## Supplied material
## START

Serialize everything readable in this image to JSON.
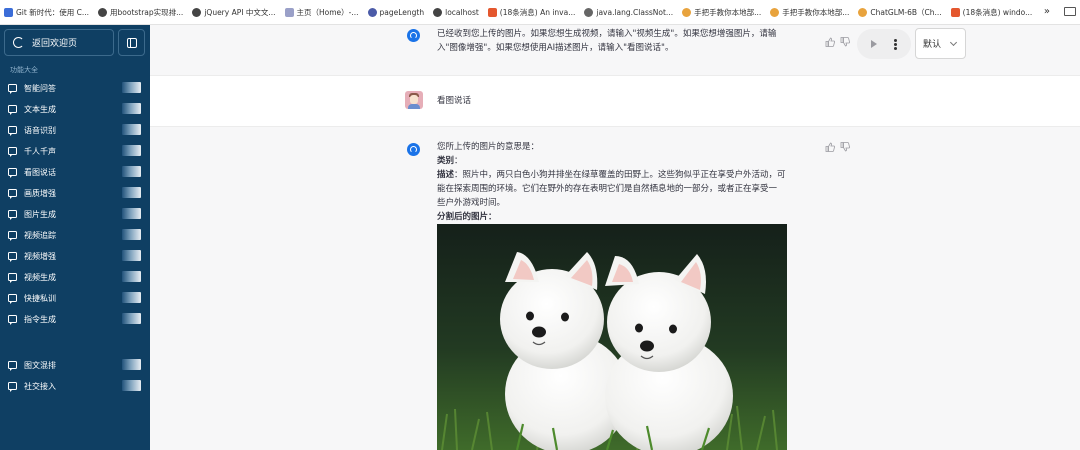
{
  "bookmarks": [
    {
      "label": "Git 新时代：使用 C...",
      "icon": "git-favicon",
      "color": "#3b6dd8"
    },
    {
      "label": "用bootstrap实现排...",
      "icon": "globe-icon",
      "color": "#444444"
    },
    {
      "label": "jQuery API 中文文...",
      "icon": "globe-icon",
      "color": "#444444"
    },
    {
      "label": "主页（Home）-...",
      "icon": "wiki-favicon",
      "color": "#9aa0c8"
    },
    {
      "label": "pageLength",
      "icon": "datatables-favicon",
      "color": "#4b5ba8"
    },
    {
      "label": "localhost",
      "icon": "globe-icon",
      "color": "#444444"
    },
    {
      "label": "(18条消息) An inva...",
      "icon": "csdn-favicon",
      "color": "#e4572e"
    },
    {
      "label": "java.lang.ClassNot...",
      "icon": "link-favicon",
      "color": "#666666"
    },
    {
      "label": "手把手教你本地部...",
      "icon": "chrome-favicon",
      "color": "#e8a33d"
    },
    {
      "label": "手把手教你本地部...",
      "icon": "chrome-favicon",
      "color": "#e8a33d"
    },
    {
      "label": "ChatGLM-6B（Ch...",
      "icon": "chrome-favicon",
      "color": "#e8a33d"
    },
    {
      "label": "(18条消息) windo...",
      "icon": "csdn-favicon",
      "color": "#e4572e"
    }
  ],
  "bookmarks_more": "»",
  "sidebar": {
    "back_label": "返回欢迎页",
    "section_title": "功能大全",
    "items": [
      {
        "label": "智能问答"
      },
      {
        "label": "文本生成"
      },
      {
        "label": "语音识别"
      },
      {
        "label": "千人千声"
      },
      {
        "label": "看图说话"
      },
      {
        "label": "画质增强"
      },
      {
        "label": "图片生成"
      },
      {
        "label": "视频追踪"
      },
      {
        "label": "视频增强"
      },
      {
        "label": "视频生成"
      },
      {
        "label": "快捷私训"
      },
      {
        "label": "指令生成"
      }
    ],
    "extra_items": [
      {
        "label": "图文混排"
      },
      {
        "label": "社交接入"
      }
    ]
  },
  "chat": {
    "top_message": {
      "line1": "已经收到您上传的图片。如果您想生成视频，请输入\"视频生成\"。如果您想增强图片，请输",
      "line2": "入\"图像增强\"。如果您想使用AI描述图片，请输入\"看图说话\"。"
    },
    "select_value": "默认",
    "user_message": "看图说话",
    "bot_message": {
      "intro": "您所上传的图片的意思是：",
      "category_label": "类别",
      "category_value": "：",
      "desc_label": "描述",
      "desc_line1": "：照片中，两只白色小狗并排坐在绿草覆盖的田野上。这些狗似乎正在享受户外活动，可",
      "desc_line2": "能在探索周围的环境。它们在野外的存在表明它们是自然栖息地的一部分，或者正在享受一",
      "desc_line3": "些户外游戏时间。",
      "image_label": "分割后的图片："
    }
  },
  "colors": {
    "sidebar_bg": "#0f3f63",
    "accent": "#1a73e8",
    "message_bg": "#f7f7f8"
  }
}
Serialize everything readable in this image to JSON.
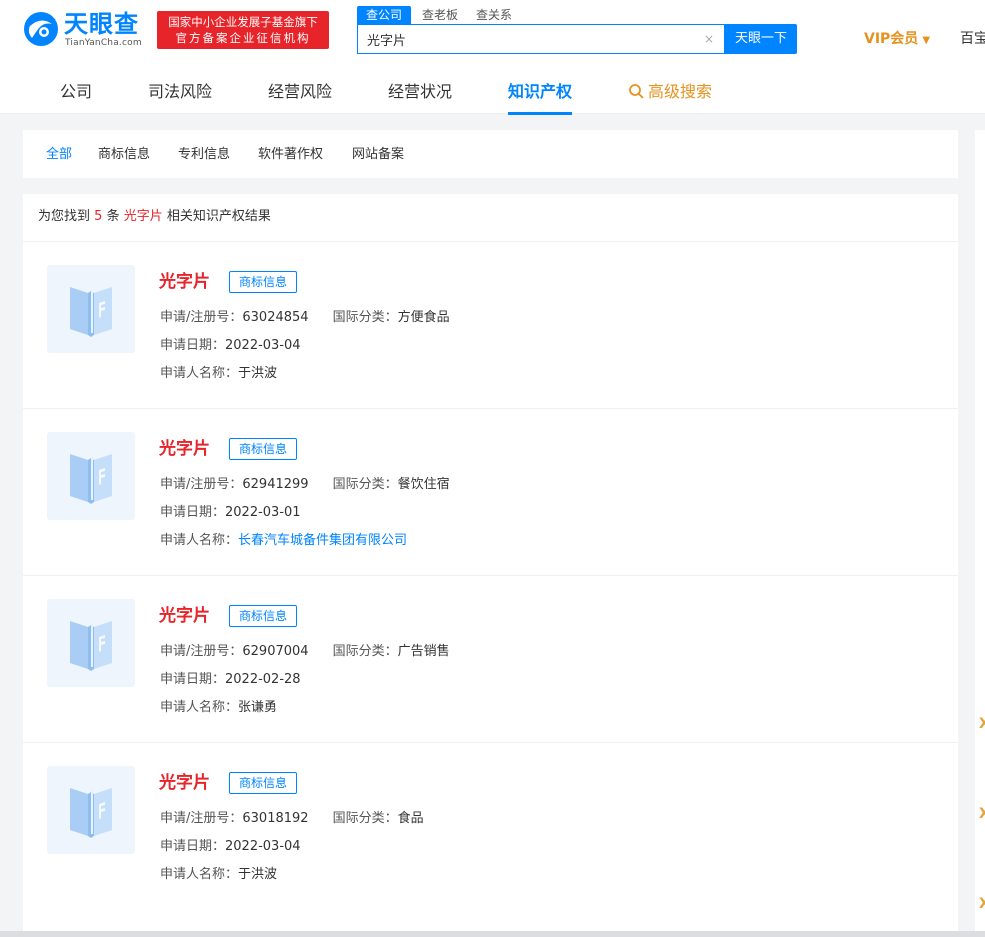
{
  "brand": {
    "name": "天眼查",
    "sub": "TianYanCha.com",
    "badge_line1": "国家中小企业发展子基金旗下",
    "badge_line2": "官方备案企业征信机构"
  },
  "search": {
    "tabs": [
      "查公司",
      "查老板",
      "查关系"
    ],
    "value": "光字片",
    "clear_glyph": "×",
    "button": "天眼一下"
  },
  "header_right": {
    "vip": "VIP会员",
    "vip_caret": "▼",
    "cut_off": "百宝"
  },
  "nav": {
    "items": [
      "公司",
      "司法风险",
      "经营风险",
      "经营状况",
      "知识产权",
      "高级搜索"
    ],
    "active": "知识产权"
  },
  "subtabs": {
    "items": [
      "全部",
      "商标信息",
      "专利信息",
      "软件著作权",
      "网站备案"
    ],
    "active": "全部"
  },
  "summary": {
    "prefix": "为您找到",
    "count": "5",
    "unit": "条",
    "keyword": "光字片",
    "suffix": "相关知识产权结果"
  },
  "labels": {
    "reg_no": "申请/注册号：",
    "intl_class": "国际分类：",
    "apply_date": "申请日期：",
    "applicant": "申请人名称："
  },
  "results": [
    {
      "title": "光字片",
      "tag": "商标信息",
      "reg_no": "63024854",
      "intl_class": "方便食品",
      "date": "2022-03-04",
      "applicant": "于洪波",
      "applicant_is_link": false
    },
    {
      "title": "光字片",
      "tag": "商标信息",
      "reg_no": "62941299",
      "intl_class": "餐饮住宿",
      "date": "2022-03-01",
      "applicant": "长春汽车城备件集团有限公司",
      "applicant_is_link": true
    },
    {
      "title": "光字片",
      "tag": "商标信息",
      "reg_no": "62907004",
      "intl_class": "广告销售",
      "date": "2022-02-28",
      "applicant": "张谦勇",
      "applicant_is_link": false
    },
    {
      "title": "光字片",
      "tag": "商标信息",
      "reg_no": "63018192",
      "intl_class": "食品",
      "date": "2022-03-04",
      "applicant": "于洪波",
      "applicant_is_link": false
    }
  ],
  "right_edge_glyphs": [
    "X",
    "X",
    "X"
  ],
  "colors": {
    "brand_blue": "#0084ff",
    "brand_red": "#e6242a",
    "vip_orange": "#e6921e"
  },
  "icons": {
    "logo": "tianyancha-logo-icon",
    "search": "search-icon",
    "trademark_placeholder": "trademark-book-icon"
  }
}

## END

## Stated problem
From the listing above, print every entry precisely and drop the pictures.

## Written response
Serialize everything readable in this image to JSON.
{
  "bookmarks": [
    {
      "label": "Git 新时代：使用 C...",
      "icon": "git-favicon",
      "color": "#3b6dd8"
    },
    {
      "label": "用bootstrap实现排...",
      "icon": "globe-icon",
      "color": "#444444"
    },
    {
      "label": "jQuery API 中文文...",
      "icon": "globe-icon",
      "color": "#444444"
    },
    {
      "label": "主页（Home）-...",
      "icon": "wiki-favicon",
      "color": "#9aa0c8"
    },
    {
      "label": "pageLength",
      "icon": "datatables-favicon",
      "color": "#4b5ba8"
    },
    {
      "label": "localhost",
      "icon": "globe-icon",
      "color": "#444444"
    },
    {
      "label": "(18条消息) An inva...",
      "icon": "csdn-favicon",
      "color": "#e4572e"
    },
    {
      "label": "java.lang.ClassNot...",
      "icon": "link-favicon",
      "color": "#666666"
    },
    {
      "label": "手把手教你本地部...",
      "icon": "chrome-favicon",
      "color": "#e8a33d"
    },
    {
      "label": "手把手教你本地部...",
      "icon": "chrome-favicon",
      "color": "#e8a33d"
    },
    {
      "label": "ChatGLM-6B（Ch...",
      "icon": "chrome-favicon",
      "color": "#e8a33d"
    },
    {
      "label": "(18条消息) windo...",
      "icon": "csdn-favicon",
      "color": "#e4572e"
    }
  ],
  "bookmarks_more": "»",
  "sidebar": {
    "back_label": "返回欢迎页",
    "section_title": "功能大全",
    "items": [
      {
        "label": "智能问答"
      },
      {
        "label": "文本生成"
      },
      {
        "label": "语音识别"
      },
      {
        "label": "千人千声"
      },
      {
        "label": "看图说话"
      },
      {
        "label": "画质增强"
      },
      {
        "label": "图片生成"
      },
      {
        "label": "视频追踪"
      },
      {
        "label": "视频增强"
      },
      {
        "label": "视频生成"
      },
      {
        "label": "快捷私训"
      },
      {
        "label": "指令生成"
      }
    ],
    "extra_items": [
      {
        "label": "图文混排"
      },
      {
        "label": "社交接入"
      }
    ]
  },
  "chat": {
    "top_message": {
      "line1": "已经收到您上传的图片。如果您想生成视频，请输入\"视频生成\"。如果您想增强图片，请输",
      "line2": "入\"图像增强\"。如果您想使用AI描述图片，请输入\"看图说话\"。"
    },
    "select_value": "默认",
    "user_message": "看图说话",
    "bot_message": {
      "intro": "您所上传的图片的意思是：",
      "category_label": "类别",
      "category_value": "：",
      "desc_label": "描述",
      "desc_line1": "：照片中，两只白色小狗并排坐在绿草覆盖的田野上。这些狗似乎正在享受户外活动，可",
      "desc_line2": "能在探索周围的环境。它们在野外的存在表明它们是自然栖息地的一部分，或者正在享受一",
      "desc_line3": "些户外游戏时间。",
      "image_label": "分割后的图片："
    }
  },
  "colors": {
    "sidebar_bg": "#0f3f63",
    "accent": "#1a73e8",
    "message_bg": "#f7f7f8"
  }
}
Serialize everything readable in this image to JSON.
{
  "brand": {
    "name": "天眼查",
    "sub": "TianYanCha.com",
    "badge_line1": "国家中小企业发展子基金旗下",
    "badge_line2": "官方备案企业征信机构"
  },
  "search": {
    "tabs": [
      "查公司",
      "查老板",
      "查关系"
    ],
    "value": "光字片",
    "clear_glyph": "×",
    "button": "天眼一下"
  },
  "header_right": {
    "vip": "VIP会员",
    "vip_caret": "▼",
    "cut_off": "百宝"
  },
  "nav": {
    "items": [
      "公司",
      "司法风险",
      "经营风险",
      "经营状况",
      "知识产权",
      "高级搜索"
    ],
    "active": "知识产权"
  },
  "subtabs": {
    "items": [
      "全部",
      "商标信息",
      "专利信息",
      "软件著作权",
      "网站备案"
    ],
    "active": "全部"
  },
  "summary": {
    "prefix": "为您找到",
    "count": "5",
    "unit": "条",
    "keyword": "光字片",
    "suffix": "相关知识产权结果"
  },
  "labels": {
    "reg_no": "申请/注册号：",
    "intl_class": "国际分类：",
    "apply_date": "申请日期：",
    "applicant": "申请人名称："
  },
  "results": [
    {
      "title": "光字片",
      "tag": "商标信息",
      "reg_no": "63024854",
      "intl_class": "方便食品",
      "date": "2022-03-04",
      "applicant": "于洪波",
      "applicant_is_link": false
    },
    {
      "title": "光字片",
      "tag": "商标信息",
      "reg_no": "62941299",
      "intl_class": "餐饮住宿",
      "date": "2022-03-01",
      "applicant": "长春汽车城备件集团有限公司",
      "applicant_is_link": true
    },
    {
      "title": "光字片",
      "tag": "商标信息",
      "reg_no": "62907004",
      "intl_class": "广告销售",
      "date": "2022-02-28",
      "applicant": "张谦勇",
      "applicant_is_link": false
    },
    {
      "title": "光字片",
      "tag": "商标信息",
      "reg_no": "63018192",
      "intl_class": "食品",
      "date": "2022-03-04",
      "applicant": "于洪波",
      "applicant_is_link": false
    }
  ],
  "right_edge_glyphs": [
    "X",
    "X",
    "X"
  ],
  "colors": {
    "brand_blue": "#0084ff",
    "brand_red": "#e6242a",
    "vip_orange": "#e6921e"
  },
  "icons": {
    "logo": "tianyancha-logo-icon",
    "search": "search-icon",
    "trademark_placeholder": "trademark-book-icon"
  }
}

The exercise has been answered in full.